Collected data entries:

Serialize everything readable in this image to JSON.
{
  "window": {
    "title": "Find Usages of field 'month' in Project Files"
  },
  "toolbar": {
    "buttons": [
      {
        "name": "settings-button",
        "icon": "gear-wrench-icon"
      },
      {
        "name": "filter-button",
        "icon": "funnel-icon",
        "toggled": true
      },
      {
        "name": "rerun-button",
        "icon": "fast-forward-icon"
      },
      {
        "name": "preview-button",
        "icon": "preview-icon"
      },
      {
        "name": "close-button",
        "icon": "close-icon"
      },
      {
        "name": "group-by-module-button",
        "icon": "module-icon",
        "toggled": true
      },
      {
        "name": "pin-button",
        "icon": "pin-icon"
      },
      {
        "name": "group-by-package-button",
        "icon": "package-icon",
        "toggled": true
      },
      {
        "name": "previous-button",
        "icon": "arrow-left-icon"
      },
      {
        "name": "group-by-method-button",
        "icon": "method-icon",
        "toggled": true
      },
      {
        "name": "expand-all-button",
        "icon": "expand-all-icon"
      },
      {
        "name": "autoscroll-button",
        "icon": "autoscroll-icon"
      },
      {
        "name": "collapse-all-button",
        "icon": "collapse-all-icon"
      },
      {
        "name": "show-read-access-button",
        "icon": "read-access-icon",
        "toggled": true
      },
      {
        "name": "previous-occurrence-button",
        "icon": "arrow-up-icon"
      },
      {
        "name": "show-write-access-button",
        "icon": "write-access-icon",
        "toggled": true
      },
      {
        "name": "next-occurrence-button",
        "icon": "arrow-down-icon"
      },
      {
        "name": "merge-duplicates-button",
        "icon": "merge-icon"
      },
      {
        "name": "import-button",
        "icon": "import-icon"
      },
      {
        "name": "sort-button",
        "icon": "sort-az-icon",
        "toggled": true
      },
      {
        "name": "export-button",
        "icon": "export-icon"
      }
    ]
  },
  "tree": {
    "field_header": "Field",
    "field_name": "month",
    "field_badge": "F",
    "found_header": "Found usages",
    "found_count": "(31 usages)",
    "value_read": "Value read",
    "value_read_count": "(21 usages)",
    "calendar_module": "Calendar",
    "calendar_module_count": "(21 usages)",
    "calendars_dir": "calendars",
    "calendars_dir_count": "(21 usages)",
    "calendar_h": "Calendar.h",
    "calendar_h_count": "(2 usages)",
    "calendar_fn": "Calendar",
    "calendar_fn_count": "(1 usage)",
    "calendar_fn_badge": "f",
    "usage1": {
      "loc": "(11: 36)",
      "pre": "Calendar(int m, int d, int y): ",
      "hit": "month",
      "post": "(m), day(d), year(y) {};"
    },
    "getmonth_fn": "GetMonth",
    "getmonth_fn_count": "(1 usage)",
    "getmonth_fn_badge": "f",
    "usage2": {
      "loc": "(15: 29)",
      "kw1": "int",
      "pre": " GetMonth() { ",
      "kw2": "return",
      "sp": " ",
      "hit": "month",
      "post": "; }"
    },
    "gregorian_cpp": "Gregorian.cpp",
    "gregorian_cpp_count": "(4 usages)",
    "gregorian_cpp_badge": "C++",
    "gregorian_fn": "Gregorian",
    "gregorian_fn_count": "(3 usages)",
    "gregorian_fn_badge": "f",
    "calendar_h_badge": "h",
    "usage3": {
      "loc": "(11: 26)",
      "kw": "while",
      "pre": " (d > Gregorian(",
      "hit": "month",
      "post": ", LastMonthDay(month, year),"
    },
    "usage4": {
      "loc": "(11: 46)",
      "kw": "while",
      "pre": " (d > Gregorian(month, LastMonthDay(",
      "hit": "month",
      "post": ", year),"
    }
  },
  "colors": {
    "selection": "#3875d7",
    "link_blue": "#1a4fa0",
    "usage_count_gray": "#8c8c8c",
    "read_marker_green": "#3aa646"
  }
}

:: Work to do ::
Write out every line from the records above, word for word.

:: Output of the task ::
Serialize everything readable in this image to JSON.
{
  "window": {
    "title": "Find Usages of field 'month' in Project Files"
  },
  "toolbar": {
    "buttons": [
      {
        "name": "settings-button",
        "icon": "gear-wrench-icon"
      },
      {
        "name": "filter-button",
        "icon": "funnel-icon",
        "toggled": true
      },
      {
        "name": "rerun-button",
        "icon": "fast-forward-icon"
      },
      {
        "name": "preview-button",
        "icon": "preview-icon"
      },
      {
        "name": "close-button",
        "icon": "close-icon"
      },
      {
        "name": "group-by-module-button",
        "icon": "module-icon",
        "toggled": true
      },
      {
        "name": "pin-button",
        "icon": "pin-icon"
      },
      {
        "name": "group-by-package-button",
        "icon": "package-icon",
        "toggled": true
      },
      {
        "name": "previous-button",
        "icon": "arrow-left-icon"
      },
      {
        "name": "group-by-method-button",
        "icon": "method-icon",
        "toggled": true
      },
      {
        "name": "expand-all-button",
        "icon": "expand-all-icon"
      },
      {
        "name": "autoscroll-button",
        "icon": "autoscroll-icon"
      },
      {
        "name": "collapse-all-button",
        "icon": "collapse-all-icon"
      },
      {
        "name": "show-read-access-button",
        "icon": "read-access-icon",
        "toggled": true
      },
      {
        "name": "previous-occurrence-button",
        "icon": "arrow-up-icon"
      },
      {
        "name": "show-write-access-button",
        "icon": "write-access-icon",
        "toggled": true
      },
      {
        "name": "next-occurrence-button",
        "icon": "arrow-down-icon"
      },
      {
        "name": "merge-duplicates-button",
        "icon": "merge-icon"
      },
      {
        "name": "import-button",
        "icon": "import-icon"
      },
      {
        "name": "sort-button",
        "icon": "sort-az-icon",
        "toggled": true
      },
      {
        "name": "export-button",
        "icon": "export-icon"
      }
    ]
  },
  "tree": {
    "field_header": "Field",
    "field_name": "month",
    "field_badge": "F",
    "found_header": "Found usages",
    "found_count": "(31 usages)",
    "value_read": "Value read",
    "value_read_count": "(21 usages)",
    "calendar_module": "Calendar",
    "calendar_module_count": "(21 usages)",
    "calendars_dir": "calendars",
    "calendars_dir_count": "(21 usages)",
    "calendar_h": "Calendar.h",
    "calendar_h_count": "(2 usages)",
    "calendar_fn": "Calendar",
    "calendar_fn_count": "(1 usage)",
    "calendar_fn_badge": "f",
    "usage1": {
      "loc": "(11: 36)",
      "pre": "Calendar(int m, int d, int y): ",
      "hit": "month",
      "post": "(m), day(d), year(y) {};"
    },
    "getmonth_fn": "GetMonth",
    "getmonth_fn_count": "(1 usage)",
    "getmonth_fn_badge": "f",
    "usage2": {
      "loc": "(15: 29)",
      "kw1": "int",
      "pre": " GetMonth() { ",
      "kw2": "return",
      "sp": " ",
      "hit": "month",
      "post": "; }"
    },
    "gregorian_cpp": "Gregorian.cpp",
    "gregorian_cpp_count": "(4 usages)",
    "gregorian_cpp_badge": "C++",
    "gregorian_fn": "Gregorian",
    "gregorian_fn_count": "(3 usages)",
    "gregorian_fn_badge": "f",
    "calendar_h_badge": "h",
    "usage3": {
      "loc": "(11: 26)",
      "kw": "while",
      "pre": " (d > Gregorian(",
      "hit": "month",
      "post": ", LastMonthDay(month, year),"
    },
    "usage4": {
      "loc": "(11: 46)",
      "kw": "while",
      "pre": " (d > Gregorian(month, LastMonthDay(",
      "hit": "month",
      "post": ", year),"
    }
  },
  "colors": {
    "selection": "#3875d7",
    "link_blue": "#1a4fa0",
    "usage_count_gray": "#8c8c8c",
    "read_marker_green": "#3aa646"
  }
}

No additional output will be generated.